Entries from a visual dataset
+++
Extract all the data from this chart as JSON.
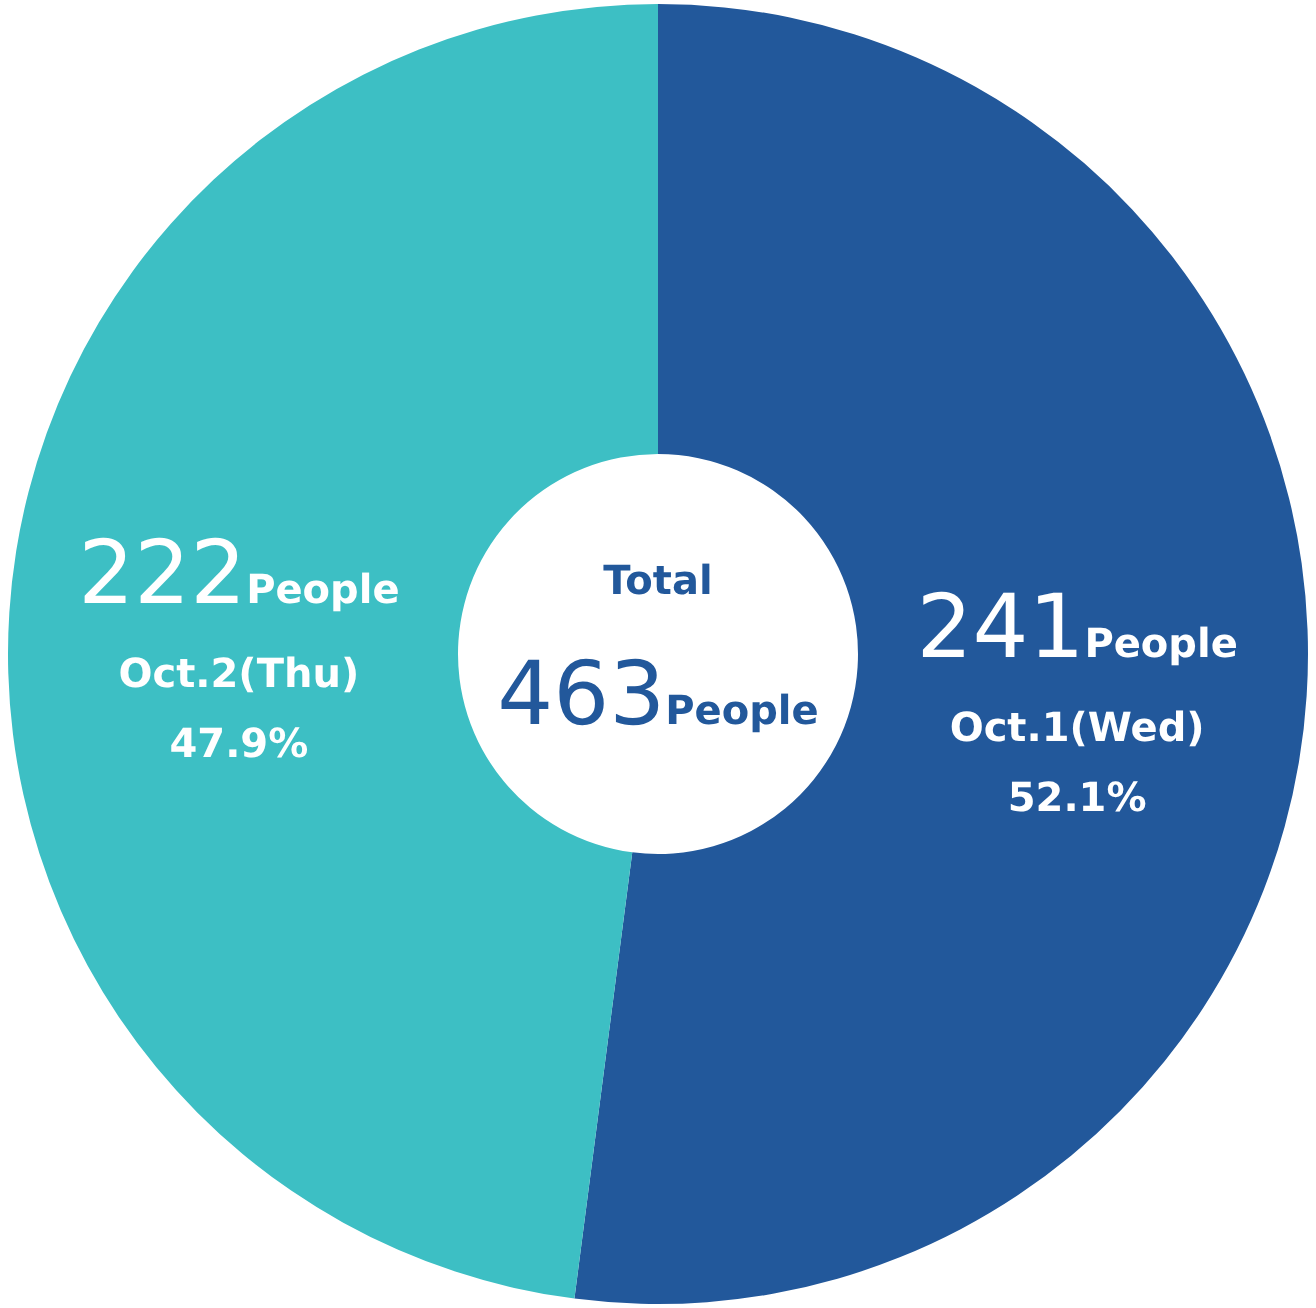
{
  "chart_data": {
    "type": "donut",
    "title": "Total",
    "subtitle": "463People",
    "categories": [
      "Oct.1(Wed)",
      "Oct.2(Thu)"
    ],
    "values": [
      241,
      222
    ],
    "colors": [
      "#22589b",
      "#3dbfc4"
    ],
    "value_labels": [
      "241People",
      "222People"
    ],
    "annotations": [
      "52.1%",
      "47.9%"
    ]
  }
}
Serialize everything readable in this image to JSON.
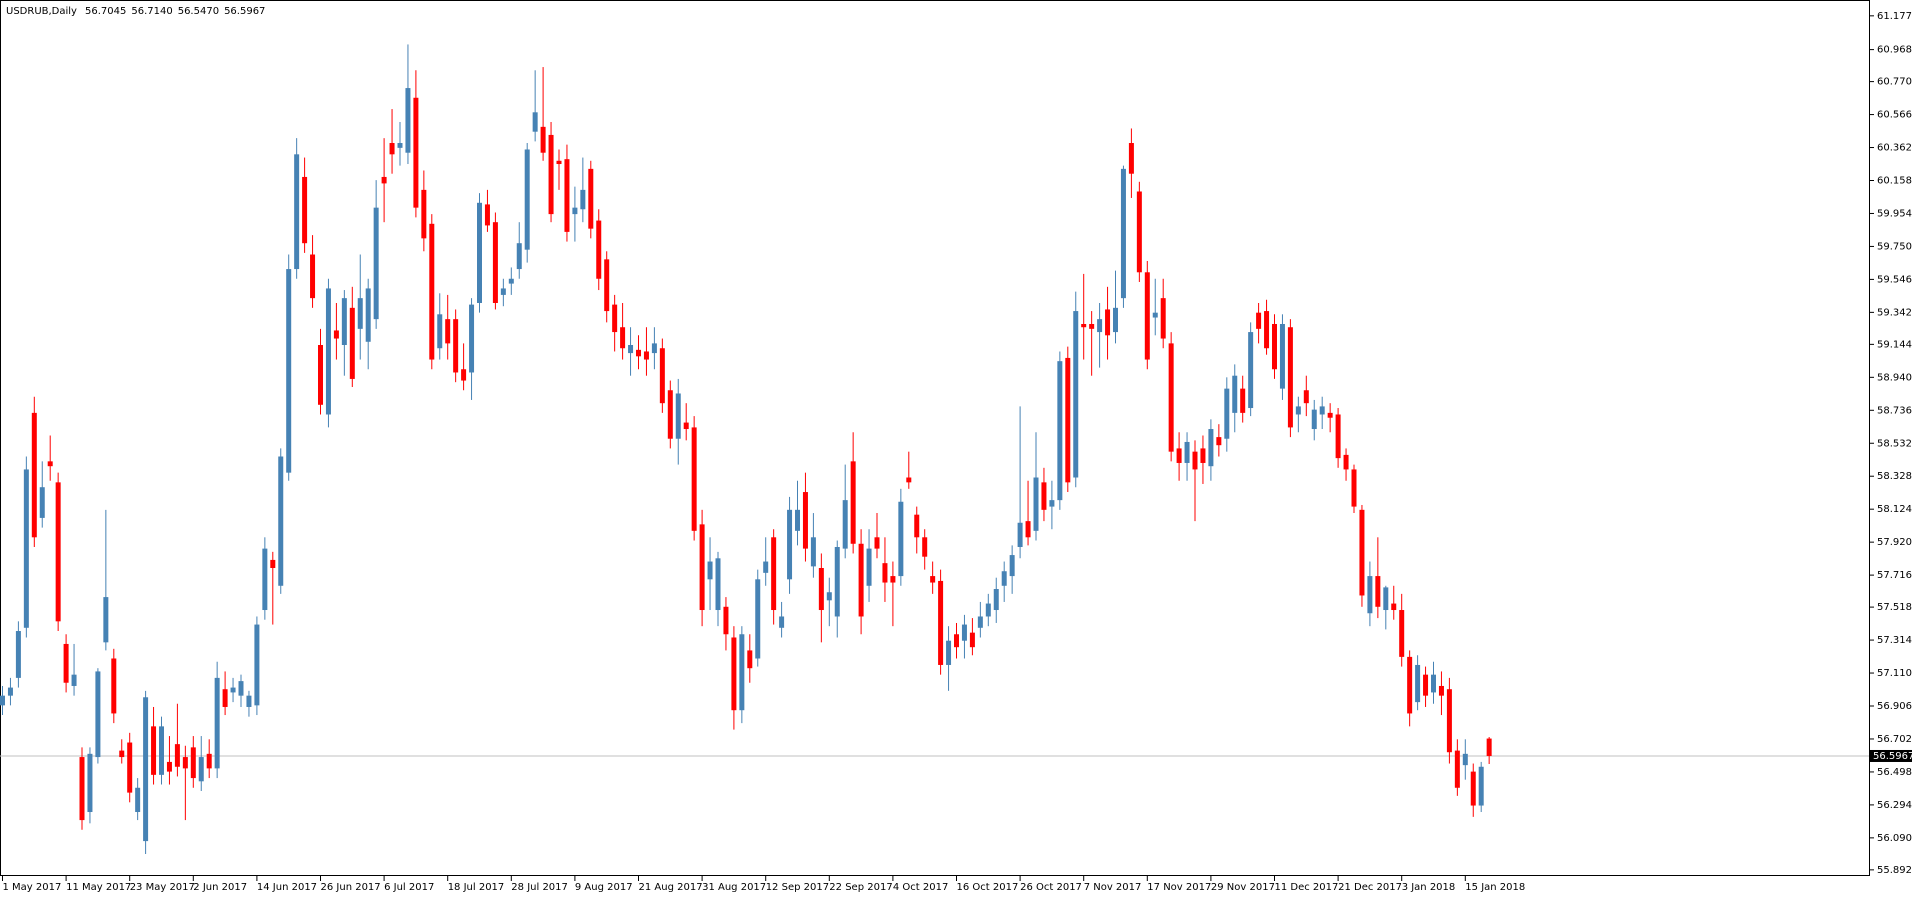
{
  "chart_data": {
    "type": "candlestick",
    "title": "USDRUB,Daily",
    "title_values": [
      "56.7045",
      "56.7140",
      "56.5470",
      "56.5967"
    ],
    "current_price": {
      "value": 56.5967,
      "label": "56.5967"
    },
    "up_color": "#4682b4",
    "down_color": "#ff0000",
    "ylim": [
      55.854,
      61.275
    ],
    "yticks": [
      {
        "value": 61.177,
        "label": "61.1770"
      },
      {
        "value": 60.968,
        "label": "60.9680"
      },
      {
        "value": 60.77,
        "label": "60.7700"
      },
      {
        "value": 60.566,
        "label": "60.5660"
      },
      {
        "value": 60.362,
        "label": "60.3620"
      },
      {
        "value": 60.158,
        "label": "60.1580"
      },
      {
        "value": 59.954,
        "label": "59.9540"
      },
      {
        "value": 59.75,
        "label": "59.7500"
      },
      {
        "value": 59.546,
        "label": "59.5460"
      },
      {
        "value": 59.342,
        "label": "59.3420"
      },
      {
        "value": 59.144,
        "label": "59.1440"
      },
      {
        "value": 58.94,
        "label": "58.9400"
      },
      {
        "value": 58.736,
        "label": "58.7360"
      },
      {
        "value": 58.532,
        "label": "58.5320"
      },
      {
        "value": 58.328,
        "label": "58.3280"
      },
      {
        "value": 58.124,
        "label": "58.1240"
      },
      {
        "value": 57.92,
        "label": "57.9200"
      },
      {
        "value": 57.716,
        "label": "57.7160"
      },
      {
        "value": 57.518,
        "label": "57.5180"
      },
      {
        "value": 57.314,
        "label": "57.3140"
      },
      {
        "value": 57.11,
        "label": "57.1100"
      },
      {
        "value": 56.906,
        "label": "56.9060"
      },
      {
        "value": 56.702,
        "label": "56.7020"
      },
      {
        "value": 56.498,
        "label": "56.4980"
      },
      {
        "value": 56.294,
        "label": "56.2940"
      },
      {
        "value": 56.09,
        "label": "56.0900"
      },
      {
        "value": 55.892,
        "label": "55.8920"
      }
    ],
    "categories": [
      "1 May 2017",
      null,
      null,
      null,
      null,
      null,
      null,
      null,
      "11 May 2017",
      null,
      null,
      null,
      null,
      null,
      null,
      null,
      "23 May 2017",
      null,
      null,
      null,
      null,
      null,
      null,
      null,
      "2 Jun 2017",
      null,
      null,
      null,
      null,
      null,
      null,
      null,
      "14 Jun 2017",
      null,
      null,
      null,
      null,
      null,
      null,
      null,
      "26 Jun 2017",
      null,
      null,
      null,
      null,
      null,
      null,
      null,
      "6 Jul 2017",
      null,
      null,
      null,
      null,
      null,
      null,
      null,
      "18 Jul 2017",
      null,
      null,
      null,
      null,
      null,
      null,
      null,
      "28 Jul 2017",
      null,
      null,
      null,
      null,
      null,
      null,
      null,
      "9 Aug 2017",
      null,
      null,
      null,
      null,
      null,
      null,
      null,
      "21 Aug 2017",
      null,
      null,
      null,
      null,
      null,
      null,
      null,
      "31 Aug 2017",
      null,
      null,
      null,
      null,
      null,
      null,
      null,
      "12 Sep 2017",
      null,
      null,
      null,
      null,
      null,
      null,
      null,
      "22 Sep 2017",
      null,
      null,
      null,
      null,
      null,
      null,
      null,
      "4 Oct 2017",
      null,
      null,
      null,
      null,
      null,
      null,
      null,
      "16 Oct 2017",
      null,
      null,
      null,
      null,
      null,
      null,
      null,
      "26 Oct 2017",
      null,
      null,
      null,
      null,
      null,
      null,
      null,
      "7 Nov 2017",
      null,
      null,
      null,
      null,
      null,
      null,
      null,
      "17 Nov 2017",
      null,
      null,
      null,
      null,
      null,
      null,
      null,
      "29 Nov 2017",
      null,
      null,
      null,
      null,
      null,
      null,
      null,
      "11 Dec 2017",
      null,
      null,
      null,
      null,
      null,
      null,
      null,
      "21 Dec 2017",
      null,
      null,
      null,
      null,
      null,
      null,
      null,
      "3 Jan 2018",
      null,
      null,
      null,
      null,
      null,
      null,
      null,
      "15 Jan 2018",
      null,
      null,
      null
    ],
    "ohlc": [
      [
        56.91,
        57.03,
        56.85,
        56.97
      ],
      [
        56.97,
        57.08,
        56.91,
        57.02
      ],
      [
        57.08,
        57.43,
        57.02,
        57.37
      ],
      [
        57.39,
        58.45,
        57.33,
        58.37
      ],
      [
        58.72,
        58.82,
        57.89,
        57.95
      ],
      [
        58.07,
        58.42,
        58.01,
        58.26
      ],
      [
        58.42,
        58.58,
        58.3,
        58.39
      ],
      [
        58.29,
        58.35,
        57.37,
        57.43
      ],
      [
        57.29,
        57.35,
        56.99,
        57.05
      ],
      [
        57.03,
        57.29,
        56.97,
        57.1
      ],
      [
        56.59,
        56.65,
        56.14,
        56.2
      ],
      [
        56.25,
        56.65,
        56.18,
        56.61
      ],
      [
        56.59,
        57.14,
        56.55,
        57.12
      ],
      [
        57.3,
        58.12,
        57.25,
        57.58
      ],
      [
        57.2,
        57.26,
        56.8,
        56.86
      ],
      [
        56.63,
        56.7,
        56.55,
        56.59
      ],
      [
        56.68,
        56.74,
        56.31,
        56.37
      ],
      [
        56.25,
        56.46,
        56.2,
        56.4
      ],
      [
        56.07,
        57.0,
        55.99,
        56.96
      ],
      [
        56.78,
        56.9,
        56.42,
        56.48
      ],
      [
        56.48,
        56.84,
        56.42,
        56.78
      ],
      [
        56.56,
        56.72,
        56.42,
        56.5
      ],
      [
        56.67,
        56.92,
        56.47,
        56.53
      ],
      [
        56.59,
        56.66,
        56.2,
        56.52
      ],
      [
        56.65,
        56.72,
        56.4,
        56.46
      ],
      [
        56.44,
        56.72,
        56.38,
        56.59
      ],
      [
        56.61,
        56.7,
        56.46,
        56.52
      ],
      [
        56.52,
        57.18,
        56.46,
        57.08
      ],
      [
        57.01,
        57.12,
        56.85,
        56.9
      ],
      [
        56.99,
        57.08,
        56.93,
        57.02
      ],
      [
        56.97,
        57.1,
        56.9,
        57.06
      ],
      [
        56.9,
        57.0,
        56.84,
        56.97
      ],
      [
        56.91,
        57.46,
        56.85,
        57.41
      ],
      [
        57.5,
        57.95,
        57.44,
        57.88
      ],
      [
        57.81,
        57.86,
        57.41,
        57.76
      ],
      [
        57.65,
        58.5,
        57.6,
        58.45
      ],
      [
        58.35,
        59.7,
        58.3,
        59.61
      ],
      [
        59.61,
        60.42,
        59.55,
        60.32
      ],
      [
        60.18,
        60.3,
        59.71,
        59.77
      ],
      [
        59.7,
        59.82,
        59.37,
        59.43
      ],
      [
        59.14,
        59.24,
        58.71,
        58.77
      ],
      [
        58.71,
        59.55,
        58.63,
        59.49
      ],
      [
        59.23,
        59.4,
        59.05,
        59.18
      ],
      [
        59.14,
        59.48,
        58.95,
        59.43
      ],
      [
        59.37,
        59.5,
        58.88,
        58.93
      ],
      [
        59.24,
        59.7,
        59.05,
        59.43
      ],
      [
        59.16,
        59.55,
        58.99,
        59.49
      ],
      [
        59.3,
        60.16,
        59.24,
        59.99
      ],
      [
        60.18,
        60.42,
        59.9,
        60.14
      ],
      [
        60.39,
        60.6,
        60.2,
        60.32
      ],
      [
        60.36,
        60.52,
        60.25,
        60.39
      ],
      [
        60.33,
        61.0,
        60.26,
        60.73
      ],
      [
        60.67,
        60.84,
        59.93,
        59.99
      ],
      [
        60.1,
        60.22,
        59.72,
        59.8
      ],
      [
        59.89,
        59.95,
        58.99,
        59.05
      ],
      [
        59.12,
        59.46,
        59.05,
        59.33
      ],
      [
        59.3,
        59.45,
        59.05,
        59.15
      ],
      [
        59.3,
        59.36,
        58.91,
        58.97
      ],
      [
        58.99,
        59.15,
        58.86,
        58.92
      ],
      [
        58.97,
        59.43,
        58.8,
        59.39
      ],
      [
        59.4,
        60.08,
        59.34,
        60.02
      ],
      [
        60.01,
        60.1,
        59.84,
        59.88
      ],
      [
        59.9,
        59.96,
        59.36,
        59.4
      ],
      [
        59.45,
        59.55,
        59.38,
        59.49
      ],
      [
        59.52,
        59.62,
        59.45,
        59.55
      ],
      [
        59.61,
        59.9,
        59.55,
        59.77
      ],
      [
        59.73,
        60.39,
        59.65,
        60.35
      ],
      [
        60.46,
        60.84,
        60.4,
        60.58
      ],
      [
        60.49,
        60.86,
        60.28,
        60.33
      ],
      [
        60.44,
        60.52,
        59.9,
        59.95
      ],
      [
        60.28,
        60.35,
        60.1,
        60.26
      ],
      [
        60.29,
        60.38,
        59.78,
        59.84
      ],
      [
        59.95,
        60.12,
        59.78,
        59.99
      ],
      [
        59.98,
        60.3,
        59.9,
        60.1
      ],
      [
        60.23,
        60.28,
        59.8,
        59.86
      ],
      [
        59.91,
        59.98,
        59.48,
        59.55
      ],
      [
        59.67,
        59.72,
        59.28,
        59.35
      ],
      [
        59.39,
        59.45,
        59.1,
        59.22
      ],
      [
        59.25,
        59.4,
        59.05,
        59.12
      ],
      [
        59.09,
        59.25,
        58.95,
        59.14
      ],
      [
        59.11,
        59.2,
        58.99,
        59.07
      ],
      [
        59.1,
        59.25,
        58.95,
        59.05
      ],
      [
        59.09,
        59.25,
        58.99,
        59.15
      ],
      [
        59.12,
        59.18,
        58.72,
        58.78
      ],
      [
        58.86,
        58.92,
        58.5,
        58.56
      ],
      [
        58.56,
        58.93,
        58.4,
        58.84
      ],
      [
        58.66,
        58.78,
        58.55,
        58.62
      ],
      [
        58.63,
        58.7,
        57.93,
        57.99
      ],
      [
        58.03,
        58.12,
        57.4,
        57.5
      ],
      [
        57.69,
        57.95,
        57.5,
        57.8
      ],
      [
        57.5,
        57.86,
        57.4,
        57.82
      ],
      [
        57.52,
        57.58,
        57.25,
        57.35
      ],
      [
        57.33,
        57.4,
        56.76,
        56.88
      ],
      [
        56.88,
        57.4,
        56.8,
        57.35
      ],
      [
        57.25,
        57.35,
        57.05,
        57.14
      ],
      [
        57.2,
        57.75,
        57.15,
        57.69
      ],
      [
        57.73,
        57.95,
        57.65,
        57.8
      ],
      [
        57.95,
        58.0,
        57.41,
        57.5
      ],
      [
        57.39,
        57.55,
        57.33,
        57.46
      ],
      [
        57.69,
        58.2,
        57.6,
        58.12
      ],
      [
        57.99,
        58.3,
        57.9,
        58.12
      ],
      [
        58.23,
        58.35,
        57.8,
        57.88
      ],
      [
        57.77,
        58.1,
        57.7,
        57.95
      ],
      [
        57.76,
        57.85,
        57.3,
        57.5
      ],
      [
        57.56,
        57.7,
        57.4,
        57.61
      ],
      [
        57.46,
        57.93,
        57.33,
        57.89
      ],
      [
        57.88,
        58.4,
        57.82,
        58.18
      ],
      [
        58.42,
        58.6,
        57.85,
        57.91
      ],
      [
        57.91,
        58.0,
        57.35,
        57.46
      ],
      [
        57.65,
        58.0,
        57.55,
        57.88
      ],
      [
        57.95,
        58.1,
        57.82,
        57.88
      ],
      [
        57.79,
        57.95,
        57.55,
        57.67
      ],
      [
        57.71,
        57.8,
        57.4,
        57.67
      ],
      [
        57.71,
        58.25,
        57.65,
        58.17
      ],
      [
        58.32,
        58.48,
        58.25,
        58.29
      ],
      [
        58.09,
        58.14,
        57.85,
        57.95
      ],
      [
        57.95,
        58.0,
        57.75,
        57.83
      ],
      [
        57.71,
        57.8,
        57.6,
        57.67
      ],
      [
        57.68,
        57.75,
        57.1,
        57.16
      ],
      [
        57.16,
        57.4,
        57.0,
        57.31
      ],
      [
        57.35,
        57.42,
        57.2,
        57.27
      ],
      [
        57.31,
        57.47,
        57.2,
        57.41
      ],
      [
        57.36,
        57.45,
        57.22,
        57.27
      ],
      [
        57.39,
        57.55,
        57.33,
        57.46
      ],
      [
        57.46,
        57.6,
        57.4,
        57.54
      ],
      [
        57.5,
        57.7,
        57.42,
        57.63
      ],
      [
        57.65,
        57.8,
        57.55,
        57.74
      ],
      [
        57.71,
        57.9,
        57.6,
        57.84
      ],
      [
        57.89,
        58.76,
        57.82,
        58.04
      ],
      [
        58.05,
        58.3,
        57.9,
        57.95
      ],
      [
        57.99,
        58.6,
        57.93,
        58.32
      ],
      [
        58.29,
        58.38,
        58.05,
        58.12
      ],
      [
        58.14,
        58.3,
        58.0,
        58.18
      ],
      [
        58.18,
        59.1,
        58.12,
        59.04
      ],
      [
        59.06,
        59.13,
        58.23,
        58.29
      ],
      [
        58.32,
        59.47,
        58.26,
        59.35
      ],
      [
        59.27,
        59.58,
        59.05,
        59.25
      ],
      [
        59.27,
        59.35,
        58.95,
        59.24
      ],
      [
        59.22,
        59.4,
        59.0,
        59.3
      ],
      [
        59.36,
        59.5,
        59.05,
        59.2
      ],
      [
        59.22,
        59.6,
        59.15,
        59.37
      ],
      [
        59.43,
        60.25,
        59.37,
        60.23
      ],
      [
        60.39,
        60.48,
        60.05,
        60.2
      ],
      [
        60.09,
        60.15,
        59.53,
        59.59
      ],
      [
        59.59,
        59.66,
        58.99,
        59.05
      ],
      [
        59.31,
        59.55,
        59.2,
        59.34
      ],
      [
        59.43,
        59.55,
        59.12,
        59.18
      ],
      [
        59.15,
        59.22,
        58.42,
        58.48
      ],
      [
        58.5,
        58.6,
        58.3,
        58.41
      ],
      [
        58.41,
        58.6,
        58.3,
        58.54
      ],
      [
        58.48,
        58.55,
        58.05,
        58.37
      ],
      [
        58.5,
        58.58,
        58.28,
        58.41
      ],
      [
        58.39,
        58.68,
        58.3,
        58.62
      ],
      [
        58.57,
        58.65,
        58.45,
        58.52
      ],
      [
        58.56,
        58.94,
        58.48,
        58.87
      ],
      [
        58.72,
        59.02,
        58.6,
        58.95
      ],
      [
        58.87,
        58.95,
        58.66,
        58.72
      ],
      [
        58.75,
        59.28,
        58.7,
        59.22
      ],
      [
        59.34,
        59.4,
        59.15,
        59.24
      ],
      [
        59.35,
        59.42,
        59.08,
        59.12
      ],
      [
        59.27,
        59.33,
        58.93,
        58.99
      ],
      [
        58.87,
        59.33,
        58.8,
        59.27
      ],
      [
        59.25,
        59.3,
        58.57,
        58.63
      ],
      [
        58.71,
        58.82,
        58.6,
        58.76
      ],
      [
        58.86,
        58.95,
        58.7,
        58.78
      ],
      [
        58.62,
        58.8,
        58.55,
        58.74
      ],
      [
        58.71,
        58.82,
        58.62,
        58.76
      ],
      [
        58.72,
        58.78,
        58.6,
        58.69
      ],
      [
        58.71,
        58.75,
        58.38,
        58.44
      ],
      [
        58.46,
        58.5,
        58.3,
        58.37
      ],
      [
        58.37,
        58.4,
        58.1,
        58.14
      ],
      [
        58.12,
        58.15,
        57.52,
        57.59
      ],
      [
        57.48,
        57.8,
        57.4,
        57.71
      ],
      [
        57.71,
        57.95,
        57.45,
        57.52
      ],
      [
        57.5,
        57.65,
        57.38,
        57.64
      ],
      [
        57.54,
        57.65,
        57.44,
        57.5
      ],
      [
        57.5,
        57.6,
        57.15,
        57.21
      ],
      [
        57.21,
        57.25,
        56.78,
        56.86
      ],
      [
        56.93,
        57.22,
        56.88,
        57.16
      ],
      [
        57.1,
        57.15,
        56.9,
        56.97
      ],
      [
        56.99,
        57.18,
        56.92,
        57.1
      ],
      [
        57.03,
        57.12,
        56.85,
        56.97
      ],
      [
        57.01,
        57.08,
        56.55,
        56.62
      ],
      [
        56.63,
        56.7,
        56.35,
        56.4
      ],
      [
        56.54,
        56.7,
        56.45,
        56.61
      ],
      [
        56.5,
        56.55,
        56.22,
        56.29
      ],
      [
        56.29,
        56.56,
        56.25,
        56.53
      ],
      [
        56.7045,
        56.714,
        56.547,
        56.5967
      ]
    ]
  }
}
+++
▸ **DESCRIPTION OF THE TASK**: Look through the entries above for the word "JSON". Copy every line where it shows up.

▸ **SOLUTION TO THIS PROBLEM**:
Extract all the data from this chart as JSON.
Serialize everything readable in this image to JSON.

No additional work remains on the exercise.